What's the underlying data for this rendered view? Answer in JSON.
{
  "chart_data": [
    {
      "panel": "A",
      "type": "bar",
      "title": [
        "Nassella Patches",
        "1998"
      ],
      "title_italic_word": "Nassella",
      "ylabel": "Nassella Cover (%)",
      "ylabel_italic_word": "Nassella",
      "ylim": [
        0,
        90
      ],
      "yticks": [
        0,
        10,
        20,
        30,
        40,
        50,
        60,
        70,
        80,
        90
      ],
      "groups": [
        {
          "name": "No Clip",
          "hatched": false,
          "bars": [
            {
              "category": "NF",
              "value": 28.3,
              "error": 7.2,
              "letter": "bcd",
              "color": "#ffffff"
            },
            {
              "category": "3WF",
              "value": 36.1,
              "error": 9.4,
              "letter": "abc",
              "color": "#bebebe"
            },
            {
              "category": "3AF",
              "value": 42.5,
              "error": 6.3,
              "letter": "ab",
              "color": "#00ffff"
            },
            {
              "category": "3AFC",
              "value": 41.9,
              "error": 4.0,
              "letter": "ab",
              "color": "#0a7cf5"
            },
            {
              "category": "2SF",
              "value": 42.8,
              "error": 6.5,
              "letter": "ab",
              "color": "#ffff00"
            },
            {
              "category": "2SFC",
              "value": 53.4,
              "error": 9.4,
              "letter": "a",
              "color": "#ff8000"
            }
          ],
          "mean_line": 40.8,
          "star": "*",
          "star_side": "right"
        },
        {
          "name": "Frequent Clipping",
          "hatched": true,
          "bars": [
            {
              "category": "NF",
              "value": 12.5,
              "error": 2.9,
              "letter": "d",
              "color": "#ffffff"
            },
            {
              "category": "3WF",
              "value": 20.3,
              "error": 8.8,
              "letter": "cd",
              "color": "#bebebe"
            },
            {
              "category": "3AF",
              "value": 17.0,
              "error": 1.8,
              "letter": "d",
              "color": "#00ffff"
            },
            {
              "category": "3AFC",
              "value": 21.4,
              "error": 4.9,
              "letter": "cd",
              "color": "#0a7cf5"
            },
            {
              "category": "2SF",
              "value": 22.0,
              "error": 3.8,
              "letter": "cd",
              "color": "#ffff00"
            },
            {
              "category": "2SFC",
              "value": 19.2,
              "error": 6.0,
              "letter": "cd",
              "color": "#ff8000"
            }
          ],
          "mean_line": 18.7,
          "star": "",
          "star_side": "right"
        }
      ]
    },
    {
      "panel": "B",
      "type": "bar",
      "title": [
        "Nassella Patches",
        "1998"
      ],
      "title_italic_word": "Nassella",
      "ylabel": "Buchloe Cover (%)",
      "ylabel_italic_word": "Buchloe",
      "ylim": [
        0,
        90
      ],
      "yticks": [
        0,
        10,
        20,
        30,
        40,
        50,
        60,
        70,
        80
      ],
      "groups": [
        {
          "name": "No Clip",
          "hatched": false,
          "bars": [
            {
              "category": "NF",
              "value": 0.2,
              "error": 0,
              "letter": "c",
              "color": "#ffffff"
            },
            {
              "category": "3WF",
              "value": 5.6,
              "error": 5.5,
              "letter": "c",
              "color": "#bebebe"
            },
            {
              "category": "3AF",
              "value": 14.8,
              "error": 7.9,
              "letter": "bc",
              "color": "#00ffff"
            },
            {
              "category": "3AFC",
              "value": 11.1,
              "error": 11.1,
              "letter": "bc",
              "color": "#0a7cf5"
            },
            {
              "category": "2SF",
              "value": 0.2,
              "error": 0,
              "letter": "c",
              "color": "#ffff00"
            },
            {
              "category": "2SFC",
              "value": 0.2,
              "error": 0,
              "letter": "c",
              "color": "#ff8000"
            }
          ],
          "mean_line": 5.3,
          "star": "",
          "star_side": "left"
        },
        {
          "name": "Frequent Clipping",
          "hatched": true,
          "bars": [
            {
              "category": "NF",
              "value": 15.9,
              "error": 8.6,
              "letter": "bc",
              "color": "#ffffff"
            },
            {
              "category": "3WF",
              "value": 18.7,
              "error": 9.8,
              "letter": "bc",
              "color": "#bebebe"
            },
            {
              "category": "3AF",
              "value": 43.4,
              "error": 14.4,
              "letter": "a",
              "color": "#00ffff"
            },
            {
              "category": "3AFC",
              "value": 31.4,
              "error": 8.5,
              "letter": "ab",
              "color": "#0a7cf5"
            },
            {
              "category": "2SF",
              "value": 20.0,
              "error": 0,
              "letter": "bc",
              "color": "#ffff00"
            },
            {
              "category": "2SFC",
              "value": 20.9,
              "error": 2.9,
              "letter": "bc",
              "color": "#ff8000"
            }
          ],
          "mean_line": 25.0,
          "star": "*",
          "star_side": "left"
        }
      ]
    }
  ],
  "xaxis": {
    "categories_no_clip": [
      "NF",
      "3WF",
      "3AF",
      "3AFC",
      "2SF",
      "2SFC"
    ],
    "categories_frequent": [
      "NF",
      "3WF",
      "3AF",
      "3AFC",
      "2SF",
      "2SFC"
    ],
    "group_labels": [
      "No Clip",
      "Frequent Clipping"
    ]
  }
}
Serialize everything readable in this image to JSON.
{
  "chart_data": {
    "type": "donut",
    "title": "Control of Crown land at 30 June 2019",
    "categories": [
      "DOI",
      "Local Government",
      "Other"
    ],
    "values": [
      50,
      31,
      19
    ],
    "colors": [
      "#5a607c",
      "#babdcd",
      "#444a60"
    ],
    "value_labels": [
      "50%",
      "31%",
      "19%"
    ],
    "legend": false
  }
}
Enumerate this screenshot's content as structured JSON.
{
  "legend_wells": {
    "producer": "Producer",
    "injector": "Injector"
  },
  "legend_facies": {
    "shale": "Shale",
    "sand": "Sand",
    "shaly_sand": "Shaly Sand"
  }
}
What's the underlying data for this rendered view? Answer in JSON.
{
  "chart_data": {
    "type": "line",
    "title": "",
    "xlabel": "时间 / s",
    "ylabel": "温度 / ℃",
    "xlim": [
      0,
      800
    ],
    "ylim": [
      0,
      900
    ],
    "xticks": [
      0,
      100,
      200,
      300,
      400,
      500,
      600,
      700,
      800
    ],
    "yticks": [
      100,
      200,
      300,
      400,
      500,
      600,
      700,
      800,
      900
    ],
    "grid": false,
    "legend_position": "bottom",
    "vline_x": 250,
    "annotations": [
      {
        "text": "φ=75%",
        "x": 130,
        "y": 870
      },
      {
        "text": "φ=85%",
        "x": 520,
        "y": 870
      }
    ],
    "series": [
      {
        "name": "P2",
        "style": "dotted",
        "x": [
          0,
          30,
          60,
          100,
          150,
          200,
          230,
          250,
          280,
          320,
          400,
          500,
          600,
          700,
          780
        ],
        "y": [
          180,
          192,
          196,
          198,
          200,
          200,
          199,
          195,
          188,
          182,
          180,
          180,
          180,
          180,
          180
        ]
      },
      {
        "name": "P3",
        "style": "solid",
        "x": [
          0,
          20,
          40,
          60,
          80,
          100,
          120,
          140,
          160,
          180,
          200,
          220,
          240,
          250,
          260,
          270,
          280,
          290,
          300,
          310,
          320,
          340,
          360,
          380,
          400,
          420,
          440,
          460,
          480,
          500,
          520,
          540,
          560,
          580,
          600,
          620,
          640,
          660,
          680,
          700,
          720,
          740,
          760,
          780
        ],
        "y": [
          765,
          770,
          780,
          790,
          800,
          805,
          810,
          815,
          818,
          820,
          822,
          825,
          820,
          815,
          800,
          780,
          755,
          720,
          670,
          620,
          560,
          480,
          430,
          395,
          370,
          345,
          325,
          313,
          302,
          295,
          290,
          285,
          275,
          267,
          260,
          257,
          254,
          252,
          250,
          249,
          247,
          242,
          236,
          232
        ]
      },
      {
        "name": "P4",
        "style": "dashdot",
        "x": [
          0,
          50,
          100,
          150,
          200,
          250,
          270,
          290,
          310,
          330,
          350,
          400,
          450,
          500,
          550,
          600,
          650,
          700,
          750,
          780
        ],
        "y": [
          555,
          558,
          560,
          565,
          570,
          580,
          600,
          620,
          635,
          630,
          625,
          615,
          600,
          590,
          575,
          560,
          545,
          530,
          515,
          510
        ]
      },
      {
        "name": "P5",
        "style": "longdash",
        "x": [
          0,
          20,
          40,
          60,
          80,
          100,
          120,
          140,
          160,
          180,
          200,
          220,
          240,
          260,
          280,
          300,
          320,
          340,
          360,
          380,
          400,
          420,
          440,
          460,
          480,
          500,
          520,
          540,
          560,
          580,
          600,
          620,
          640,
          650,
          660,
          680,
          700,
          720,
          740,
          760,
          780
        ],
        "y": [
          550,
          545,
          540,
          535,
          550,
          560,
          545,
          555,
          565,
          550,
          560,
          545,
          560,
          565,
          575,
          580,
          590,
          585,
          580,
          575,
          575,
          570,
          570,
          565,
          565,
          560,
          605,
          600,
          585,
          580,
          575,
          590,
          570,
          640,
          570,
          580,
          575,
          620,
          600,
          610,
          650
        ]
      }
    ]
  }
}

================================

▶ _Required work_: Scan the material above for the string "name" and report each line where you find it.

▶ _Written answer_:
          "name": "No Clip",
          "name": "Frequent Clipping",
          "name": "No Clip",
          "name": "Frequent Clipping",
        "name": "P2",
        "name": "P3",
        "name": "P4",
        "name": "P5",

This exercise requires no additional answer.